REQUIREMENTS: Lay out every line of the data below as a numbered list, and leave out any blank lines.

Records from a collection:
________________
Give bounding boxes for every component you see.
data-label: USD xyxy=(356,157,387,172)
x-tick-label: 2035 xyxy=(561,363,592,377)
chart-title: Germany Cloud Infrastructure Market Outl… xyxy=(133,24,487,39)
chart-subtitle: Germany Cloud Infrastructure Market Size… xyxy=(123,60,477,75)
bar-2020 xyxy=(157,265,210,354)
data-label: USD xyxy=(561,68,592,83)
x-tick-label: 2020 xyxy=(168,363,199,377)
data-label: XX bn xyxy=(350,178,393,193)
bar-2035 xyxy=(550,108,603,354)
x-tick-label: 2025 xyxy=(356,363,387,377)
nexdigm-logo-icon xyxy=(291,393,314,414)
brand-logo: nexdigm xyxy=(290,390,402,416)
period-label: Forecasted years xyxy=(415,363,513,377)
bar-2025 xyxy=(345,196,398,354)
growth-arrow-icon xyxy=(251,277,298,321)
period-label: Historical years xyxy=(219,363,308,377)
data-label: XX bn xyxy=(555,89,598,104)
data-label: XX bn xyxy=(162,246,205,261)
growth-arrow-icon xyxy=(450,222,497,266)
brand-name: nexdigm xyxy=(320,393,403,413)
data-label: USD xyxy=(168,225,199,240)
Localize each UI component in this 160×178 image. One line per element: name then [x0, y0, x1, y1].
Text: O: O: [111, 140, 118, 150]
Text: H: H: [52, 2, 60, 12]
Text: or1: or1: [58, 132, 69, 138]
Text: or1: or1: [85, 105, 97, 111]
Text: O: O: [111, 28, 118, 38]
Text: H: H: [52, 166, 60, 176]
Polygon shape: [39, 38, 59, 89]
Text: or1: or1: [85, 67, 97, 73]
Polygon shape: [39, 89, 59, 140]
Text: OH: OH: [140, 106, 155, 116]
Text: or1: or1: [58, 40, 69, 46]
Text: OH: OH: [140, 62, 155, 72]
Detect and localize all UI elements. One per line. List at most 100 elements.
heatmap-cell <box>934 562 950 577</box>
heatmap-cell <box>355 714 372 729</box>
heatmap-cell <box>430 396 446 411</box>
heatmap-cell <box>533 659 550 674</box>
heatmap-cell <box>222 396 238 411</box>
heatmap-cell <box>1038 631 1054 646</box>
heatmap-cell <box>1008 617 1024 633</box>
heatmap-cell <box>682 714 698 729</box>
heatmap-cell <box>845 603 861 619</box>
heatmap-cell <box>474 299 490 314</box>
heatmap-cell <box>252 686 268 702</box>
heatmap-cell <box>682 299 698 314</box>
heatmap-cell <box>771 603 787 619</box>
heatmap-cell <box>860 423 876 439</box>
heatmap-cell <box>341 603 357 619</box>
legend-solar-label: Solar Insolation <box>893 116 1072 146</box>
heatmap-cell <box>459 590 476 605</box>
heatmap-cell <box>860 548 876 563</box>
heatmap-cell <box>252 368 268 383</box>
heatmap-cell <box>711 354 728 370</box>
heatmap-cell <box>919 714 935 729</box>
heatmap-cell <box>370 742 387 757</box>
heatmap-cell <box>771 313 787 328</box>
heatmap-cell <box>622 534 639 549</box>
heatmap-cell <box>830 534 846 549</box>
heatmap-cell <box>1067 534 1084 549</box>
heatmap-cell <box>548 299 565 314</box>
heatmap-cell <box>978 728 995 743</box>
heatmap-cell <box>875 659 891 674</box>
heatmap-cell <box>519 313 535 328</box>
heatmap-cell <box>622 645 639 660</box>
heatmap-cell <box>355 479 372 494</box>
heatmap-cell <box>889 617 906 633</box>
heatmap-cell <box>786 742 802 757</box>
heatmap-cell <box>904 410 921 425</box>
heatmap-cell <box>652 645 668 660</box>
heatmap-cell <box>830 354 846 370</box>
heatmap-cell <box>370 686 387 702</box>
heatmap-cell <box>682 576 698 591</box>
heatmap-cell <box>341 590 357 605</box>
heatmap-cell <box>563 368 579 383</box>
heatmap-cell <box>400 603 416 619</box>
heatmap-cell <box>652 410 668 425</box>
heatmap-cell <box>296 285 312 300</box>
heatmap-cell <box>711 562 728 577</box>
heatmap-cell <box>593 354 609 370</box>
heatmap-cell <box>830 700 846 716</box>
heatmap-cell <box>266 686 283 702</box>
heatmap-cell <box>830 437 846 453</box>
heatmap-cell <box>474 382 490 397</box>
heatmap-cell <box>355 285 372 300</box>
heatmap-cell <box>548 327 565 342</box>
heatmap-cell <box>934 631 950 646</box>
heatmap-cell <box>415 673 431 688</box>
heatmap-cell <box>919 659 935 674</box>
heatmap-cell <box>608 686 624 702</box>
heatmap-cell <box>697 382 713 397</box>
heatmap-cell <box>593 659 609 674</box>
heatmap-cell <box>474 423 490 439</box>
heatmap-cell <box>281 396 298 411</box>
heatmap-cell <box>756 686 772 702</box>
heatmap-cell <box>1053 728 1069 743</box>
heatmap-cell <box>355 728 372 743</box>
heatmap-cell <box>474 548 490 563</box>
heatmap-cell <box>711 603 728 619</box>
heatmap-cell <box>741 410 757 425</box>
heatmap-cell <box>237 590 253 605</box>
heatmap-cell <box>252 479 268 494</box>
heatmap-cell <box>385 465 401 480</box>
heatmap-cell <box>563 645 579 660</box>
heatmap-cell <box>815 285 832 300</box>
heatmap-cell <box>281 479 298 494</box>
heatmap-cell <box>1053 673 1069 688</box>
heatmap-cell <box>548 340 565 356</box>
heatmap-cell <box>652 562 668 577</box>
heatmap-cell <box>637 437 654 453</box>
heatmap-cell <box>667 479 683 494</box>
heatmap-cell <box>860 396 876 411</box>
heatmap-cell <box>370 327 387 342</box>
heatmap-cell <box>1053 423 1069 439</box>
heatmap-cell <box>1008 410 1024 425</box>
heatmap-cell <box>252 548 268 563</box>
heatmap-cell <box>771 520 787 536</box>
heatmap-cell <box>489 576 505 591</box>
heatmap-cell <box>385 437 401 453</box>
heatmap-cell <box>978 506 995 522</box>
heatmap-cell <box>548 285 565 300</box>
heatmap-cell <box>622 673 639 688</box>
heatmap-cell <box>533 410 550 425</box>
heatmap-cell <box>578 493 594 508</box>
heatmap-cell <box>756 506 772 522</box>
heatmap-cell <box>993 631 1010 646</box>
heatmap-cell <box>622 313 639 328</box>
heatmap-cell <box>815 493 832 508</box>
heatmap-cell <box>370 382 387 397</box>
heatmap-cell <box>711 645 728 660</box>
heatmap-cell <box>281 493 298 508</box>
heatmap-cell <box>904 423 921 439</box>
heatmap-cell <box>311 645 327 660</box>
________________
RESPONSE FOR THIS EXERCISE:
1. Give bounding boxes for every component you see.
2. data-label: USD xyxy=(356,157,387,172)
3. x-tick-label: 2035 xyxy=(561,363,592,377)
4. chart-title: Germany Cloud Infrastructure Market Outl… xyxy=(133,24,487,39)
5. chart-subtitle: Germany Cloud Infrastructure Market Size… xyxy=(123,60,477,75)
6. bar-2020 xyxy=(157,265,210,354)
7. data-label: USD xyxy=(561,68,592,83)
8. x-tick-label: 2020 xyxy=(168,363,199,377)
9. data-label: XX bn xyxy=(350,178,393,193)
10. bar-2035 xyxy=(550,108,603,354)
11. x-tick-label: 2025 xyxy=(356,363,387,377)
12. nexdigm-logo-icon xyxy=(291,393,314,414)
13. brand-logo: nexdigm xyxy=(290,390,402,416)
14. period-label: Forecasted years xyxy=(415,363,513,377)
15. bar-2025 xyxy=(345,196,398,354)
16. growth-arrow-icon xyxy=(251,277,298,321)
17. period-label: Historical years xyxy=(219,363,308,377)
18. data-label: XX bn xyxy=(555,89,598,104)
19. data-label: XX bn xyxy=(162,246,205,261)
20. growth-arrow-icon xyxy=(450,222,497,266)
21. brand-name: nexdigm xyxy=(320,393,403,413)
22. data-label: USD xyxy=(168,225,199,240)
23. Localize each UI component in this 160×178 image. One line per element: name then [x0, y0, x1, y1].
24. Text: O: O: [111, 140, 118, 150]
25. Text: H: H: [52, 2, 60, 12]
26. Text: or1: or1: [58, 132, 69, 138]
27. Text: or1: or1: [85, 105, 97, 111]
28. Text: O: O: [111, 28, 118, 38]
29. Text: H: H: [52, 166, 60, 176]
30. Polygon shape: [39, 38, 59, 89]
31. Text: or1: or1: [85, 67, 97, 73]
32. Polygon shape: [39, 89, 59, 140]
33. Text: OH: OH: [140, 106, 155, 116]
34. Text: or1: or1: [58, 40, 69, 46]
35. Text: OH: OH: [140, 62, 155, 72]
36. Detect and localize all UI elements. One per line. List at most 100 elements.
37. heatmap-cell <box>934 562 950 577</box>
38. heatmap-cell <box>355 714 372 729</box>
39. heatmap-cell <box>430 396 446 411</box>
40. heatmap-cell <box>533 659 550 674</box>
41. heatmap-cell <box>222 396 238 411</box>
42. heatmap-cell <box>1038 631 1054 646</box>
43. heatmap-cell <box>1008 617 1024 633</box>
44. heatmap-cell <box>682 714 698 729</box>
45. heatmap-cell <box>845 603 861 619</box>
46. heatmap-cell <box>474 299 490 314</box>
47. heatmap-cell <box>252 686 268 702</box>
48. heatmap-cell <box>682 299 698 314</box>
49. heatmap-cell <box>771 603 787 619</box>
50. heatmap-cell <box>860 423 876 439</box>
51. heatmap-cell <box>341 603 357 619</box>
52. legend-solar-label: Solar Insolation <box>893 116 1072 146</box>
53. heatmap-cell <box>459 590 476 605</box>
54. heatmap-cell <box>860 548 876 563</box>
55. heatmap-cell <box>252 368 268 383</box>
56. heatmap-cell <box>711 354 728 370</box>
57. heatmap-cell <box>919 714 935 729</box>
58. heatmap-cell <box>370 742 387 757</box>
59. heatmap-cell <box>771 313 787 328</box>
60. heatmap-cell <box>622 534 639 549</box>
61. heatmap-cell <box>830 534 846 549</box>
62. heatmap-cell <box>1067 534 1084 549</box>
63. heatmap-cell <box>548 299 565 314</box>
64. heatmap-cell <box>978 728 995 743</box>
65. heatmap-cell <box>875 659 891 674</box>
66. heatmap-cell <box>519 313 535 328</box>
67. heatmap-cell <box>622 645 639 660</box>
68. heatmap-cell <box>355 479 372 494</box>
69. heatmap-cell <box>889 617 906 633</box>
70. heatmap-cell <box>786 742 802 757</box>
71. heatmap-cell <box>904 410 921 425</box>
72. heatmap-cell <box>652 645 668 660</box>
73. heatmap-cell <box>830 354 846 370</box>
74. heatmap-cell <box>370 686 387 702</box>
75. heatmap-cell <box>682 576 698 591</box>
76. heatmap-cell <box>341 590 357 605</box>
77. heatmap-cell <box>563 368 579 383</box>
78. heatmap-cell <box>400 603 416 619</box>
79. heatmap-cell <box>652 410 668 425</box>
80. heatmap-cell <box>296 285 312 300</box>
81. heatmap-cell <box>711 562 728 577</box>
82. heatmap-cell <box>593 354 609 370</box>
83. heatmap-cell <box>830 700 846 716</box>
84. heatmap-cell <box>266 686 283 702</box>
85. heatmap-cell <box>830 437 846 453</box>
86. heatmap-cell <box>474 382 490 397</box>
87. heatmap-cell <box>355 285 372 300</box>
88. heatmap-cell <box>548 327 565 342</box>
89. heatmap-cell <box>934 631 950 646</box>
90. heatmap-cell <box>415 673 431 688</box>
91. heatmap-cell <box>919 659 935 674</box>
92. heatmap-cell <box>608 686 624 702</box>
93. heatmap-cell <box>697 382 713 397</box>
94. heatmap-cell <box>593 659 609 674</box>
95. heatmap-cell <box>474 423 490 439</box>
96. heatmap-cell <box>281 396 298 411</box>
97. heatmap-cell <box>756 686 772 702</box>
98. heatmap-cell <box>1053 728 1069 743</box>
99. heatmap-cell <box>355 728 372 743</box>
100. heatmap-cell <box>474 548 490 563</box>
101. heatmap-cell <box>711 603 728 619</box>
102. heatmap-cell <box>741 410 757 425</box>
103. heatmap-cell <box>237 590 253 605</box>
104. heatmap-cell <box>252 479 268 494</box>
105. heatmap-cell <box>385 465 401 480</box>
106. heatmap-cell <box>563 645 579 660</box>
107. heatmap-cell <box>815 285 832 300</box>
108. heatmap-cell <box>281 479 298 494</box>
109. heatmap-cell <box>1053 673 1069 688</box>
110. heatmap-cell <box>548 340 565 356</box>
111. heatmap-cell <box>652 562 668 577</box>
112. heatmap-cell <box>637 437 654 453</box>
113. heatmap-cell <box>667 479 683 494</box>
114. heatmap-cell <box>860 396 876 411</box>
115. heatmap-cell <box>370 327 387 342</box>
116. heatmap-cell <box>1053 423 1069 439</box>
117. heatmap-cell <box>1008 410 1024 425</box>
118. heatmap-cell <box>252 548 268 563</box>
119. heatmap-cell <box>771 520 787 536</box>
120. heatmap-cell <box>489 576 505 591</box>
121. heatmap-cell <box>385 437 401 453</box>
122. heatmap-cell <box>978 506 995 522</box>
123. heatmap-cell <box>548 285 565 300</box>
124. heatmap-cell <box>622 673 639 688</box>
125. heatmap-cell <box>533 410 550 425</box>
126. heatmap-cell <box>578 493 594 508</box>
127. heatmap-cell <box>756 506 772 522</box>
128. heatmap-cell <box>993 631 1010 646</box>
129. heatmap-cell <box>622 313 639 328</box>
130. heatmap-cell <box>815 493 832 508</box>
131. heatmap-cell <box>370 382 387 397</box>
132. heatmap-cell <box>711 645 728 660</box>
133. heatmap-cell <box>281 493 298 508</box>
134. heatmap-cell <box>904 423 921 439</box>
135. heatmap-cell <box>311 645 327 660</box>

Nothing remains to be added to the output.